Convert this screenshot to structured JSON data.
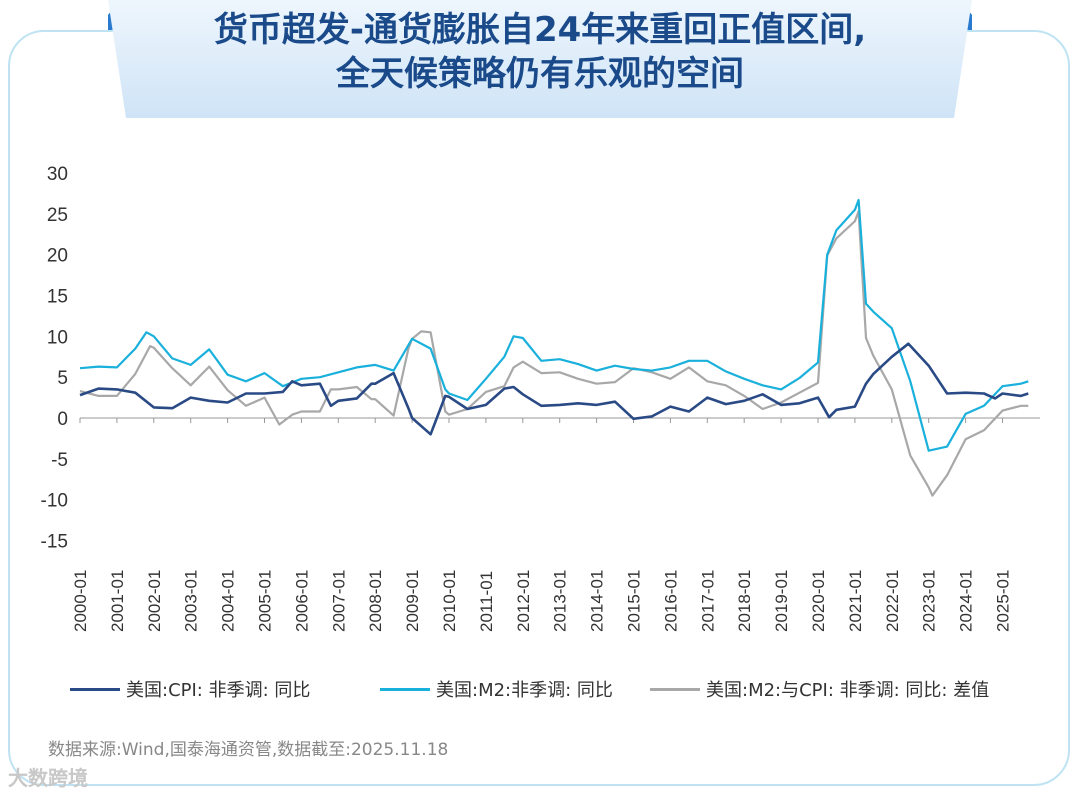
{
  "title_lines": [
    "货币超发-通货膨胀自24年来重回正值区间,",
    "全天候策略仍有乐观的空间"
  ],
  "source": "数据来源:Wind,国泰海通资管,数据截至:2025.11.18",
  "watermark": "大数跨境",
  "colors": {
    "cpi": "#2a4a86",
    "m2": "#1ab0dc",
    "diff": "#a8a8a8",
    "title": "#1a4a8a",
    "banner": "#dcecfa"
  },
  "chart_data": {
    "type": "line",
    "x_ticks": [
      "2000-01",
      "2001-01",
      "2002-01",
      "2003-01",
      "2004-01",
      "2005-01",
      "2006-01",
      "2007-01",
      "2008-01",
      "2009-01",
      "2010-01",
      "2011-01",
      "2012-01",
      "2013-01",
      "2014-01",
      "2015-01",
      "2016-01",
      "2017-01",
      "2018-01",
      "2019-01",
      "2020-01",
      "2021-01",
      "2022-01",
      "2023-01",
      "2024-01",
      "2025-01"
    ],
    "y_ticks": [
      "30",
      "25",
      "20",
      "15",
      "10",
      "5",
      "0",
      "-5",
      "-10",
      "-15"
    ],
    "ylim": [
      -15,
      30
    ],
    "xlim": [
      2000.0,
      2025.8
    ],
    "legend_position": "bottom",
    "series": [
      {
        "name": "美国:CPI: 非季调: 同比",
        "color": "#2a4a86",
        "points": [
          [
            2000.0,
            2.8
          ],
          [
            2000.5,
            3.6
          ],
          [
            2001.0,
            3.5
          ],
          [
            2001.5,
            3.1
          ],
          [
            2002.0,
            1.3
          ],
          [
            2002.5,
            1.2
          ],
          [
            2003.0,
            2.5
          ],
          [
            2003.5,
            2.1
          ],
          [
            2004.0,
            1.9
          ],
          [
            2004.5,
            3.0
          ],
          [
            2005.0,
            3.0
          ],
          [
            2005.5,
            3.2
          ],
          [
            2005.75,
            4.5
          ],
          [
            2006.0,
            4.0
          ],
          [
            2006.5,
            4.2
          ],
          [
            2006.8,
            1.5
          ],
          [
            2007.0,
            2.1
          ],
          [
            2007.5,
            2.4
          ],
          [
            2007.9,
            4.2
          ],
          [
            2008.0,
            4.2
          ],
          [
            2008.5,
            5.5
          ],
          [
            2008.9,
            1.2
          ],
          [
            2009.0,
            0.0
          ],
          [
            2009.5,
            -2.0
          ],
          [
            2009.9,
            2.7
          ],
          [
            2010.0,
            2.6
          ],
          [
            2010.5,
            1.1
          ],
          [
            2011.0,
            1.6
          ],
          [
            2011.5,
            3.6
          ],
          [
            2011.75,
            3.8
          ],
          [
            2012.0,
            2.9
          ],
          [
            2012.5,
            1.5
          ],
          [
            2013.0,
            1.6
          ],
          [
            2013.5,
            1.8
          ],
          [
            2014.0,
            1.6
          ],
          [
            2014.5,
            2.0
          ],
          [
            2015.0,
            -0.1
          ],
          [
            2015.5,
            0.2
          ],
          [
            2016.0,
            1.4
          ],
          [
            2016.5,
            0.8
          ],
          [
            2017.0,
            2.5
          ],
          [
            2017.5,
            1.7
          ],
          [
            2018.0,
            2.1
          ],
          [
            2018.5,
            2.9
          ],
          [
            2019.0,
            1.6
          ],
          [
            2019.5,
            1.8
          ],
          [
            2020.0,
            2.5
          ],
          [
            2020.3,
            0.1
          ],
          [
            2020.5,
            1.0
          ],
          [
            2021.0,
            1.4
          ],
          [
            2021.3,
            4.2
          ],
          [
            2021.5,
            5.4
          ],
          [
            2022.0,
            7.5
          ],
          [
            2022.45,
            9.1
          ],
          [
            2023.0,
            6.4
          ],
          [
            2023.5,
            3.0
          ],
          [
            2024.0,
            3.1
          ],
          [
            2024.5,
            3.0
          ],
          [
            2024.8,
            2.4
          ],
          [
            2025.0,
            3.0
          ],
          [
            2025.5,
            2.7
          ],
          [
            2025.7,
            3.0
          ]
        ]
      },
      {
        "name": "美国:M2:非季调: 同比",
        "color": "#1ab0dc",
        "points": [
          [
            2000.0,
            6.1
          ],
          [
            2000.5,
            6.3
          ],
          [
            2001.0,
            6.2
          ],
          [
            2001.5,
            8.5
          ],
          [
            2001.8,
            10.5
          ],
          [
            2002.0,
            10.0
          ],
          [
            2002.5,
            7.3
          ],
          [
            2003.0,
            6.5
          ],
          [
            2003.5,
            8.4
          ],
          [
            2004.0,
            5.3
          ],
          [
            2004.5,
            4.5
          ],
          [
            2005.0,
            5.5
          ],
          [
            2005.5,
            3.9
          ],
          [
            2006.0,
            4.8
          ],
          [
            2006.5,
            5.0
          ],
          [
            2007.0,
            5.6
          ],
          [
            2007.5,
            6.2
          ],
          [
            2008.0,
            6.5
          ],
          [
            2008.5,
            5.8
          ],
          [
            2009.0,
            9.7
          ],
          [
            2009.5,
            8.5
          ],
          [
            2009.9,
            3.5
          ],
          [
            2010.0,
            3.0
          ],
          [
            2010.5,
            2.2
          ],
          [
            2011.0,
            4.8
          ],
          [
            2011.5,
            7.5
          ],
          [
            2011.75,
            10.0
          ],
          [
            2012.0,
            9.8
          ],
          [
            2012.5,
            7.0
          ],
          [
            2013.0,
            7.2
          ],
          [
            2013.5,
            6.6
          ],
          [
            2014.0,
            5.8
          ],
          [
            2014.5,
            6.4
          ],
          [
            2015.0,
            6.0
          ],
          [
            2015.5,
            5.8
          ],
          [
            2016.0,
            6.2
          ],
          [
            2016.5,
            7.0
          ],
          [
            2017.0,
            7.0
          ],
          [
            2017.5,
            5.7
          ],
          [
            2018.0,
            4.8
          ],
          [
            2018.5,
            4.0
          ],
          [
            2019.0,
            3.5
          ],
          [
            2019.5,
            4.9
          ],
          [
            2020.0,
            6.8
          ],
          [
            2020.25,
            20.0
          ],
          [
            2020.5,
            23.0
          ],
          [
            2021.0,
            25.5
          ],
          [
            2021.1,
            26.7
          ],
          [
            2021.3,
            14.0
          ],
          [
            2021.5,
            13.0
          ],
          [
            2022.0,
            11.0
          ],
          [
            2022.5,
            4.5
          ],
          [
            2023.0,
            -4.0
          ],
          [
            2023.5,
            -3.5
          ],
          [
            2024.0,
            0.5
          ],
          [
            2024.5,
            1.5
          ],
          [
            2025.0,
            3.9
          ],
          [
            2025.5,
            4.2
          ],
          [
            2025.7,
            4.5
          ]
        ]
      },
      {
        "name": "美国:M2:与CPI: 非季调: 同比: 差值",
        "color": "#a8a8a8",
        "points": [
          [
            2000.0,
            3.3
          ],
          [
            2000.5,
            2.7
          ],
          [
            2001.0,
            2.7
          ],
          [
            2001.5,
            5.4
          ],
          [
            2001.9,
            8.8
          ],
          [
            2002.0,
            8.6
          ],
          [
            2002.5,
            6.1
          ],
          [
            2003.0,
            4.0
          ],
          [
            2003.5,
            6.3
          ],
          [
            2004.0,
            3.4
          ],
          [
            2004.5,
            1.5
          ],
          [
            2005.0,
            2.5
          ],
          [
            2005.4,
            -0.8
          ],
          [
            2005.75,
            0.4
          ],
          [
            2006.0,
            0.8
          ],
          [
            2006.5,
            0.8
          ],
          [
            2006.8,
            3.5
          ],
          [
            2007.0,
            3.5
          ],
          [
            2007.5,
            3.8
          ],
          [
            2007.9,
            2.3
          ],
          [
            2008.0,
            2.3
          ],
          [
            2008.5,
            0.3
          ],
          [
            2008.9,
            8.5
          ],
          [
            2009.0,
            9.7
          ],
          [
            2009.25,
            10.6
          ],
          [
            2009.5,
            10.5
          ],
          [
            2009.9,
            0.8
          ],
          [
            2010.0,
            0.4
          ],
          [
            2010.5,
            1.1
          ],
          [
            2011.0,
            3.2
          ],
          [
            2011.5,
            3.9
          ],
          [
            2011.75,
            6.2
          ],
          [
            2012.0,
            6.9
          ],
          [
            2012.5,
            5.5
          ],
          [
            2013.0,
            5.6
          ],
          [
            2013.5,
            4.8
          ],
          [
            2014.0,
            4.2
          ],
          [
            2014.5,
            4.4
          ],
          [
            2015.0,
            6.1
          ],
          [
            2015.5,
            5.6
          ],
          [
            2016.0,
            4.8
          ],
          [
            2016.5,
            6.2
          ],
          [
            2017.0,
            4.5
          ],
          [
            2017.5,
            4.0
          ],
          [
            2018.0,
            2.7
          ],
          [
            2018.5,
            1.1
          ],
          [
            2019.0,
            1.9
          ],
          [
            2019.5,
            3.1
          ],
          [
            2020.0,
            4.3
          ],
          [
            2020.25,
            19.9
          ],
          [
            2020.5,
            22.0
          ],
          [
            2021.0,
            24.1
          ],
          [
            2021.1,
            25.3
          ],
          [
            2021.3,
            9.8
          ],
          [
            2021.5,
            7.6
          ],
          [
            2022.0,
            3.5
          ],
          [
            2022.5,
            -4.6
          ],
          [
            2023.0,
            -8.5
          ],
          [
            2023.1,
            -9.5
          ],
          [
            2023.5,
            -7.0
          ],
          [
            2024.0,
            -2.6
          ],
          [
            2024.5,
            -1.5
          ],
          [
            2025.0,
            0.9
          ],
          [
            2025.5,
            1.5
          ],
          [
            2025.7,
            1.5
          ]
        ]
      }
    ]
  }
}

========================================

EXERCISE AIM
Check each line of the listing above for the string "name", then report only how many lines have it.

PROBLEM SOLUTION
3